**** Data to process

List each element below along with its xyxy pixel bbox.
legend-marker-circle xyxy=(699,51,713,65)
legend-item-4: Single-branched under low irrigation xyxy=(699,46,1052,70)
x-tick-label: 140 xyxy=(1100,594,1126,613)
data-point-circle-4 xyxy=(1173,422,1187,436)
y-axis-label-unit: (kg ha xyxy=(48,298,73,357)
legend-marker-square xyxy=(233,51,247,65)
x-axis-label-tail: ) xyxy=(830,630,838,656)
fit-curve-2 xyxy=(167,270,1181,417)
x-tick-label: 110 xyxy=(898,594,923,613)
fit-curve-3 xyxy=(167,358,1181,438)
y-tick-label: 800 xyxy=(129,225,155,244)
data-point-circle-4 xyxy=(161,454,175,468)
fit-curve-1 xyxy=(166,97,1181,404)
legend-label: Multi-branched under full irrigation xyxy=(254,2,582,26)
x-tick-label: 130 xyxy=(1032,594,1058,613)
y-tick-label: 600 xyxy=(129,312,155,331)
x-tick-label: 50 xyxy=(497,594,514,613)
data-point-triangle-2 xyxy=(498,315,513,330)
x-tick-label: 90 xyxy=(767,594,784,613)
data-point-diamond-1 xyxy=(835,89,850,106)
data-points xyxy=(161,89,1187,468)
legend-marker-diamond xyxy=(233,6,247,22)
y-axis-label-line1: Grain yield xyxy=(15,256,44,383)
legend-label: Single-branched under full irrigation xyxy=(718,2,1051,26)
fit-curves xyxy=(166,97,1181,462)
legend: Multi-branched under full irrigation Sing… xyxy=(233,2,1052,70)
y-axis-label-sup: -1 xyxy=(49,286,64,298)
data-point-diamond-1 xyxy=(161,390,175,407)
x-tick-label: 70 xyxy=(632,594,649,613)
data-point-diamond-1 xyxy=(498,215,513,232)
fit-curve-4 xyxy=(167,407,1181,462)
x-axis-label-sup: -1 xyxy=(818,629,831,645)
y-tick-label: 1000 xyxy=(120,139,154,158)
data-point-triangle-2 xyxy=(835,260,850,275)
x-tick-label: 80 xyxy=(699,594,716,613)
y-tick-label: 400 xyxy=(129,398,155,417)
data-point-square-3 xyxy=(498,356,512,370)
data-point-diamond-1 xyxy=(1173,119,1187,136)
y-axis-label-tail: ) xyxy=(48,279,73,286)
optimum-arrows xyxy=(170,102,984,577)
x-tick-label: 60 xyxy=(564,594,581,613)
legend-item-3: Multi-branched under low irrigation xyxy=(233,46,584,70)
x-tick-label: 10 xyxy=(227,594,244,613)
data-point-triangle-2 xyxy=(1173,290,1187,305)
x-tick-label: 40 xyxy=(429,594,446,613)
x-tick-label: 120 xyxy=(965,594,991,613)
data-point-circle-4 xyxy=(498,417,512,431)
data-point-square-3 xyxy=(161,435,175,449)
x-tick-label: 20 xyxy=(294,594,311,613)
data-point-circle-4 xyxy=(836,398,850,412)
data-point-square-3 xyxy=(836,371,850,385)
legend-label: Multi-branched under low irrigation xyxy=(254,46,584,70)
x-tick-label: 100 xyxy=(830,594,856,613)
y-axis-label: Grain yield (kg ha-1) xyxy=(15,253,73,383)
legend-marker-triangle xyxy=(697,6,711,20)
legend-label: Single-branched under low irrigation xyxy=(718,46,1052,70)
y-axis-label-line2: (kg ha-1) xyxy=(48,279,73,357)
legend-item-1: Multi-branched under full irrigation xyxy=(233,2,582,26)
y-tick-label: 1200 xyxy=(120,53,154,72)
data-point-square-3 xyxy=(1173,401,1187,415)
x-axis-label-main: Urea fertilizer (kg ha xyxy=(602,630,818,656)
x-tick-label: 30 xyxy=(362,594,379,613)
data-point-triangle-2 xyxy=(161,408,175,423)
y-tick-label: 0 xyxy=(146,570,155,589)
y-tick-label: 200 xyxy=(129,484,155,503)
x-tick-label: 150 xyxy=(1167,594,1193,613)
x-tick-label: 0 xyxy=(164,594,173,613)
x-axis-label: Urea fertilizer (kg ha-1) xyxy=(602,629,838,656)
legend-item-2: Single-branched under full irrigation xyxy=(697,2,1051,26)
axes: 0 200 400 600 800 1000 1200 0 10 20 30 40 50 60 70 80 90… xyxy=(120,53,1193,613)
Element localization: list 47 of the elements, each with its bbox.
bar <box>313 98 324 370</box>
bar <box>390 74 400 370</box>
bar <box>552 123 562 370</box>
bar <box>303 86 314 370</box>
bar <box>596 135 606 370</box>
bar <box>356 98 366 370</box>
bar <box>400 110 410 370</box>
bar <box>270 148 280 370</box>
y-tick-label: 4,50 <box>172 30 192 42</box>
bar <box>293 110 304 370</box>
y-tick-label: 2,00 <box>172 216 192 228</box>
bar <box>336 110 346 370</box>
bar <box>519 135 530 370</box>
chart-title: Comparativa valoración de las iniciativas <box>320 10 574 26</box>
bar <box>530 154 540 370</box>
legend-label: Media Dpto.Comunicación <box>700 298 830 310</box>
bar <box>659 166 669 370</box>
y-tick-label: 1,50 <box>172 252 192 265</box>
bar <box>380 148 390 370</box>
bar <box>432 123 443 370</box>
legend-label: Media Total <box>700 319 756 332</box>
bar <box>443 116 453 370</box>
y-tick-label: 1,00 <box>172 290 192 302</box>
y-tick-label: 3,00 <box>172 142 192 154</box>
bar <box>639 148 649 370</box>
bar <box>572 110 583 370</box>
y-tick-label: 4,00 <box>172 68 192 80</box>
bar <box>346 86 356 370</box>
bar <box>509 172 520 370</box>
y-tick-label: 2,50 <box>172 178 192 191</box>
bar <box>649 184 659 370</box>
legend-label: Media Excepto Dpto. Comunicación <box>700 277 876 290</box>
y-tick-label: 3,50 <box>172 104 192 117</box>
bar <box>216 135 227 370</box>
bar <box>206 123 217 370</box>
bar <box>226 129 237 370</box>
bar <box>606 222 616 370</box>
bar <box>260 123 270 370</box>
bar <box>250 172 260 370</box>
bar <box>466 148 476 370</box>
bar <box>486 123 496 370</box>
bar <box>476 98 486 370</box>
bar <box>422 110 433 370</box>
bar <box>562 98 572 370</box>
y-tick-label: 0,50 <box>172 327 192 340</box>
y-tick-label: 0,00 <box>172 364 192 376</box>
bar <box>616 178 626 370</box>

********
**** Data to process

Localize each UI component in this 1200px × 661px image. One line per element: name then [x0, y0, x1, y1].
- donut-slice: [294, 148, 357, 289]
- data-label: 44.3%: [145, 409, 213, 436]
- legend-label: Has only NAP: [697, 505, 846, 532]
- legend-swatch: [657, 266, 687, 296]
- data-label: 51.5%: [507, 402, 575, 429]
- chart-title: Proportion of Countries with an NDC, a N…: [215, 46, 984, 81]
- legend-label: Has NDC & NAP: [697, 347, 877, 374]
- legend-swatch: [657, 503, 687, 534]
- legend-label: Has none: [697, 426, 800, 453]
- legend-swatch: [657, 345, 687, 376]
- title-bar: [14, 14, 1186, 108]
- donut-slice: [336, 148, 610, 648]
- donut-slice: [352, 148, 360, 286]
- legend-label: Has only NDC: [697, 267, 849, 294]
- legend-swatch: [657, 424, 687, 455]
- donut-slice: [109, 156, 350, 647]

********

(Your instructions):
Please copy the data word for word, from the line with "List each element" up to and including the line with "data-point-square-3 xyxy=(498,356,512,370)".

(Task output):
List each element below along with its xyxy pixel bbox.
legend-marker-circle xyxy=(699,51,713,65)
legend-item-4: Single-branched under low irrigation xyxy=(699,46,1052,70)
x-tick-label: 140 xyxy=(1100,594,1126,613)
data-point-circle-4 xyxy=(1173,422,1187,436)
y-axis-label-unit: (kg ha xyxy=(48,298,73,357)
legend-marker-square xyxy=(233,51,247,65)
x-axis-label-tail: ) xyxy=(830,630,838,656)
fit-curve-2 xyxy=(167,270,1181,417)
x-tick-label: 110 xyxy=(898,594,923,613)
fit-curve-3 xyxy=(167,358,1181,438)
y-tick-label: 800 xyxy=(129,225,155,244)
data-point-circle-4 xyxy=(161,454,175,468)
fit-curve-1 xyxy=(166,97,1181,404)
legend-label: Multi-branched under full irrigation xyxy=(254,2,582,26)
x-tick-label: 130 xyxy=(1032,594,1058,613)
y-tick-label: 600 xyxy=(129,312,155,331)
x-tick-label: 50 xyxy=(497,594,514,613)
data-point-triangle-2 xyxy=(498,315,513,330)
x-tick-label: 90 xyxy=(767,594,784,613)
data-point-diamond-1 xyxy=(835,89,850,106)
data-points xyxy=(161,89,1187,468)
legend-marker-diamond xyxy=(233,6,247,22)
y-axis-label-line1: Grain yield xyxy=(15,256,44,383)
legend-label: Single-branched under full irrigation xyxy=(718,2,1051,26)
fit-curves xyxy=(166,97,1181,462)
legend: Multi-branched under full irrigation Sing… xyxy=(233,2,1052,70)
y-axis-label-sup: -1 xyxy=(49,286,64,298)
data-point-diamond-1 xyxy=(161,390,175,407)
x-tick-label: 70 xyxy=(632,594,649,613)
data-point-diamond-1 xyxy=(498,215,513,232)
fit-curve-4 xyxy=(167,407,1181,462)
x-axis-label-sup: -1 xyxy=(818,629,831,645)
y-tick-label: 1000 xyxy=(120,139,154,158)
data-point-triangle-2 xyxy=(835,260,850,275)
x-tick-label: 80 xyxy=(699,594,716,613)
y-tick-label: 400 xyxy=(129,398,155,417)
data-point-square-3 xyxy=(498,356,512,370)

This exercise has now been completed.